Aim of the task =
Your task is to repeat, word for word, the line containing "Convert this screenshot" and all lines that follow it to the end of the material, and no other lines.
══ Provided records ══
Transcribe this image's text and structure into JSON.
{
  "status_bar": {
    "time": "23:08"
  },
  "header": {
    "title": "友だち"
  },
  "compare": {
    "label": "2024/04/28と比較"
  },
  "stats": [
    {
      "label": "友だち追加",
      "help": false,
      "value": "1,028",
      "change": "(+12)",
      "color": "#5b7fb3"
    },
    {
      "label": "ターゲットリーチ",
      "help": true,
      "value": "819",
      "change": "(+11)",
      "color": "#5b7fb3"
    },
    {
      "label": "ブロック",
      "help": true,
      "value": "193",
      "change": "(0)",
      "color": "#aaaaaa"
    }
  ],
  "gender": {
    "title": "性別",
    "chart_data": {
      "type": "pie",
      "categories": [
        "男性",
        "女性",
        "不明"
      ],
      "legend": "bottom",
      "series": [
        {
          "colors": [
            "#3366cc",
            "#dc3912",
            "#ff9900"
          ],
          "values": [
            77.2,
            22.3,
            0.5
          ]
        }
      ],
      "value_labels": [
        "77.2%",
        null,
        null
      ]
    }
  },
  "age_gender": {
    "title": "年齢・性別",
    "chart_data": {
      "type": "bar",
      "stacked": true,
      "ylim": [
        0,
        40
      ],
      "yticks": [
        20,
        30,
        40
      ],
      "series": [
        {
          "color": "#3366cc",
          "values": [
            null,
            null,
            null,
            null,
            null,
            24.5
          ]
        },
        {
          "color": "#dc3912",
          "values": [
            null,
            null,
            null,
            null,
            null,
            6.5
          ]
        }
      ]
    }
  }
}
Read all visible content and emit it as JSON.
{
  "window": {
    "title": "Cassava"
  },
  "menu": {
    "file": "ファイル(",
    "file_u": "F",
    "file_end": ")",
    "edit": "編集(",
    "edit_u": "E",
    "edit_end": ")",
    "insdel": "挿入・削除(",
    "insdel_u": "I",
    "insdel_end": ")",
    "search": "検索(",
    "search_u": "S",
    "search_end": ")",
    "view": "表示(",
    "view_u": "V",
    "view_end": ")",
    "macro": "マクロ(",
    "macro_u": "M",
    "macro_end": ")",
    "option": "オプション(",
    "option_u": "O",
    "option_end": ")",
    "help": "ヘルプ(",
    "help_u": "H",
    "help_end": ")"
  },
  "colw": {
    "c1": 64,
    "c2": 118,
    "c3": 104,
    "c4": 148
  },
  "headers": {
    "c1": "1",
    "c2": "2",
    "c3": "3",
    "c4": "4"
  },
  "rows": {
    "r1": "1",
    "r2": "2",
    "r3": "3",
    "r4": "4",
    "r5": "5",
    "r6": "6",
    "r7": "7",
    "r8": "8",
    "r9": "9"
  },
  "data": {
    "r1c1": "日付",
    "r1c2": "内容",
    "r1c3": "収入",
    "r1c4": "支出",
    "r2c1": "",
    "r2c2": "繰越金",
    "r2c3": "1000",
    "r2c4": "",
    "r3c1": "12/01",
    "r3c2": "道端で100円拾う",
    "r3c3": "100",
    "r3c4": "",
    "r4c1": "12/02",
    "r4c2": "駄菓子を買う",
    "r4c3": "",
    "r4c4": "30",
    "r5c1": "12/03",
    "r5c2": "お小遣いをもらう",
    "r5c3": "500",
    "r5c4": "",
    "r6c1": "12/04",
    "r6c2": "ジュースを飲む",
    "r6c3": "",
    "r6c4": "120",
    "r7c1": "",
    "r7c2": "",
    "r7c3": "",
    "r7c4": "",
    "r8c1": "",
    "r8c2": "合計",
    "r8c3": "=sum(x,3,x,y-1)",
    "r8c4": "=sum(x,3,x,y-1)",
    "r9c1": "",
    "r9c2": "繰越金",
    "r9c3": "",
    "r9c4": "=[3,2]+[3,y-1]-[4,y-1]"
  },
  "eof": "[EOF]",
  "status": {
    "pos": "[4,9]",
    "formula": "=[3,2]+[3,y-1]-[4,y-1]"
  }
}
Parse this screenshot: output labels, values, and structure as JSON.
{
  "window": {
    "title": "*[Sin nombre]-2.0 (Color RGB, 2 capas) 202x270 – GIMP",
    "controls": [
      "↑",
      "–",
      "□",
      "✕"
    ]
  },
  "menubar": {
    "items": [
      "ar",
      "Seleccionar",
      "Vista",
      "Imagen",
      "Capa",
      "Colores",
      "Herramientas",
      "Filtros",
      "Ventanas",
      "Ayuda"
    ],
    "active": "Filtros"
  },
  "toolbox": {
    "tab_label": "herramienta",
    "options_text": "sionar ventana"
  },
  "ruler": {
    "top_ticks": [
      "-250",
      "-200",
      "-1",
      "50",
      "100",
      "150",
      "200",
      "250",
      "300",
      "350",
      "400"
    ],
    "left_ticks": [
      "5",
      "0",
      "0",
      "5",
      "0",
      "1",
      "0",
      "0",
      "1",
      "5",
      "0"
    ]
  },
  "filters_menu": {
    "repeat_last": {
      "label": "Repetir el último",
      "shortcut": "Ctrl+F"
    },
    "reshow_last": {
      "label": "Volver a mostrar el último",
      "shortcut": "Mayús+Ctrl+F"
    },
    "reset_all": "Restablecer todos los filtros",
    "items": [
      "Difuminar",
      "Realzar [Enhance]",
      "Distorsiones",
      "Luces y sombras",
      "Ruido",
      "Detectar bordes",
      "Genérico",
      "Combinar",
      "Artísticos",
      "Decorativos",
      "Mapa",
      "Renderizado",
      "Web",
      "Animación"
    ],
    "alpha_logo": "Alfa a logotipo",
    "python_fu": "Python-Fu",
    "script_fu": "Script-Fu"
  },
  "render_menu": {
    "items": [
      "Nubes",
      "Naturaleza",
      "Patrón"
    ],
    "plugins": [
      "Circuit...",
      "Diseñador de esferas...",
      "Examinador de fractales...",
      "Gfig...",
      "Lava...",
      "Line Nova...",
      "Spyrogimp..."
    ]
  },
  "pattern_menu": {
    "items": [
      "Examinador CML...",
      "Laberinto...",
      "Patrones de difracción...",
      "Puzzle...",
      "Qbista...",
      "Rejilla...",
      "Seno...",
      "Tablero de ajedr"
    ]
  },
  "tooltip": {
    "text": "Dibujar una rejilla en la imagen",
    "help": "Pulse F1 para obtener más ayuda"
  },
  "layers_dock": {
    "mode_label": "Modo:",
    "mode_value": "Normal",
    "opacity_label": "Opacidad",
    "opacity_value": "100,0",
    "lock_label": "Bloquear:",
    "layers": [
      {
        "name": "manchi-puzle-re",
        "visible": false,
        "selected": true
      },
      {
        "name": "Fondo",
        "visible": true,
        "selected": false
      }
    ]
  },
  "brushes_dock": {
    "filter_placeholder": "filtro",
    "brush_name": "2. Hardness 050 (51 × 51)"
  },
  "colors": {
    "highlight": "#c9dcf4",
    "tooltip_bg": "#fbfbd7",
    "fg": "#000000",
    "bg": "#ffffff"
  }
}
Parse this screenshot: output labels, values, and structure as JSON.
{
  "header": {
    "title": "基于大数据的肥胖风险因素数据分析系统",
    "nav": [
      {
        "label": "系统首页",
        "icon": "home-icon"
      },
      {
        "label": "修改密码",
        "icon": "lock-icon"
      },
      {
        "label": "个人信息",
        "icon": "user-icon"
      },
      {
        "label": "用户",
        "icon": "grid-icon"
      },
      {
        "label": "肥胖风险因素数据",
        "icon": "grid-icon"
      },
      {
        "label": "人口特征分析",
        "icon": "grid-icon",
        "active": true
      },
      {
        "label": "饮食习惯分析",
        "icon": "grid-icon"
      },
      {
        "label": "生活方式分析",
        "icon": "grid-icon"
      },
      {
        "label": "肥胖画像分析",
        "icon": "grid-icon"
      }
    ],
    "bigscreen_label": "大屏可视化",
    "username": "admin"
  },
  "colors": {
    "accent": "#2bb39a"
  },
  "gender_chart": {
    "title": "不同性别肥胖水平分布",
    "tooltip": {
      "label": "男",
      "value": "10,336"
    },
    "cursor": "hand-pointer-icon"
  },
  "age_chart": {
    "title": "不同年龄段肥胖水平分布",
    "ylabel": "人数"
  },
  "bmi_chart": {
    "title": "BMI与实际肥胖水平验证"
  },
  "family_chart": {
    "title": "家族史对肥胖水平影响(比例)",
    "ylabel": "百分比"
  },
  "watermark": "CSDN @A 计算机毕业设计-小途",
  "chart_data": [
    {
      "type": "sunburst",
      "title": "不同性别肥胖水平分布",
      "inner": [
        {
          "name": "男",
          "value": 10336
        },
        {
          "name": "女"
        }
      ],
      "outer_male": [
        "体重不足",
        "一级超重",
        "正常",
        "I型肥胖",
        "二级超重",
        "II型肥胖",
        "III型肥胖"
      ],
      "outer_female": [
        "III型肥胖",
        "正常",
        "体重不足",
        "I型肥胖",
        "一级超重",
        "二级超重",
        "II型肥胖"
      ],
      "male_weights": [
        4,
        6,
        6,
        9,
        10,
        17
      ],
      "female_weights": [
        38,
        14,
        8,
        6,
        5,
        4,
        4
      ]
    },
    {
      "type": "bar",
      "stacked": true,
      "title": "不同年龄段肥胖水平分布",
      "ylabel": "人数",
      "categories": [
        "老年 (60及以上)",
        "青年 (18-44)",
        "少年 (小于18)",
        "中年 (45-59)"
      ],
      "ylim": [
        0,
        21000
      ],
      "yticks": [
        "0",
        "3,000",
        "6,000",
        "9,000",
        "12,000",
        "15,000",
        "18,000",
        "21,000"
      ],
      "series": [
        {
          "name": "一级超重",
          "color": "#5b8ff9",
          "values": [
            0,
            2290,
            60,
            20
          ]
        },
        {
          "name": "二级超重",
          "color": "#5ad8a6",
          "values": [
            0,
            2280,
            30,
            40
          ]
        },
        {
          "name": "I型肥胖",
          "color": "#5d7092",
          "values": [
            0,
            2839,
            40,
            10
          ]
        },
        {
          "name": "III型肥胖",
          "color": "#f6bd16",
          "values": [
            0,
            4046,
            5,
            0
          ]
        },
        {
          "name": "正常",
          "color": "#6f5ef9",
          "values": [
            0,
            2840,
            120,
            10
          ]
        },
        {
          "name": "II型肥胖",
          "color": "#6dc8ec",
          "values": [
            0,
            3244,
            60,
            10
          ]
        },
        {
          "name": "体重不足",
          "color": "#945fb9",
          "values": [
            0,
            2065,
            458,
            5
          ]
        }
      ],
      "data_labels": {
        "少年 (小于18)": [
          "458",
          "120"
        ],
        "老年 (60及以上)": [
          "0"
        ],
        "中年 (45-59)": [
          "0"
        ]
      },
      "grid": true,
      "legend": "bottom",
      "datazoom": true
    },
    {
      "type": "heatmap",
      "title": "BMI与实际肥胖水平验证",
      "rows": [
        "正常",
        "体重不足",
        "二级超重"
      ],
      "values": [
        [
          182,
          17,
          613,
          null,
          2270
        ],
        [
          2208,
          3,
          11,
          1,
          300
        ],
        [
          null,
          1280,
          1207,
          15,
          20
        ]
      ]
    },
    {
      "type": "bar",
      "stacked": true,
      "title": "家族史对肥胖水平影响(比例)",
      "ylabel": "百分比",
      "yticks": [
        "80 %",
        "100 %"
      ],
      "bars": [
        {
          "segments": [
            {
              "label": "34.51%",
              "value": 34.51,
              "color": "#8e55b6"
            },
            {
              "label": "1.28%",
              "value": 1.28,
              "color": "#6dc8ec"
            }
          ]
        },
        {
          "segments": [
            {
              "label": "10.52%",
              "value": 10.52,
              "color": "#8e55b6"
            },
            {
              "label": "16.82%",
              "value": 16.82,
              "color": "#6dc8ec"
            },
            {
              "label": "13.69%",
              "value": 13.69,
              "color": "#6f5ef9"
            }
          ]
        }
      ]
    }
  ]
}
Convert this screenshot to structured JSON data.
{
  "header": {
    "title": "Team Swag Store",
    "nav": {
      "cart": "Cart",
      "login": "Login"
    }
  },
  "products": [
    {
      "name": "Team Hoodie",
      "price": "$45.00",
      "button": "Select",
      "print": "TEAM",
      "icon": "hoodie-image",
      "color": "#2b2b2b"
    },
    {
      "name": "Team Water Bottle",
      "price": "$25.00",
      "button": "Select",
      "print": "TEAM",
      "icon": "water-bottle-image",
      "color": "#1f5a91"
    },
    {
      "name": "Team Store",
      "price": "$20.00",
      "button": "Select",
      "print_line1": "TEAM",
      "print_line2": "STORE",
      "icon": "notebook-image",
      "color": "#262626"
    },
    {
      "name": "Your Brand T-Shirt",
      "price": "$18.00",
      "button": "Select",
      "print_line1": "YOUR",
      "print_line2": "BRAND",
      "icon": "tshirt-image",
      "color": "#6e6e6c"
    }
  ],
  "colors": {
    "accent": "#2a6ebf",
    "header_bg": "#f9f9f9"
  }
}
═══
Exercise result =
Convert this screenshot to structured JSON data.
{
  "header": {
    "title": "Team Swag Store",
    "nav": {
      "cart": "Cart",
      "login": "Login"
    }
  },
  "products": [
    {
      "name": "Team Hoodie",
      "price": "$45.00",
      "button": "Select",
      "print": "TEAM",
      "icon": "hoodie-image",
      "color": "#2b2b2b"
    },
    {
      "name": "Team Water Bottle",
      "price": "$25.00",
      "button": "Select",
      "print": "TEAM",
      "icon": "water-bottle-image",
      "color": "#1f5a91"
    },
    {
      "name": "Team Store",
      "price": "$20.00",
      "button": "Select",
      "print_line1": "TEAM",
      "print_line2": "STORE",
      "icon": "notebook-image",
      "color": "#262626"
    },
    {
      "name": "Your Brand T-Shirt",
      "price": "$18.00",
      "button": "Select",
      "print_line1": "YOUR",
      "print_line2": "BRAND",
      "icon": "tshirt-image",
      "color": "#6e6e6c"
    }
  ],
  "colors": {
    "accent": "#2a6ebf",
    "header_bg": "#f9f9f9"
  }
}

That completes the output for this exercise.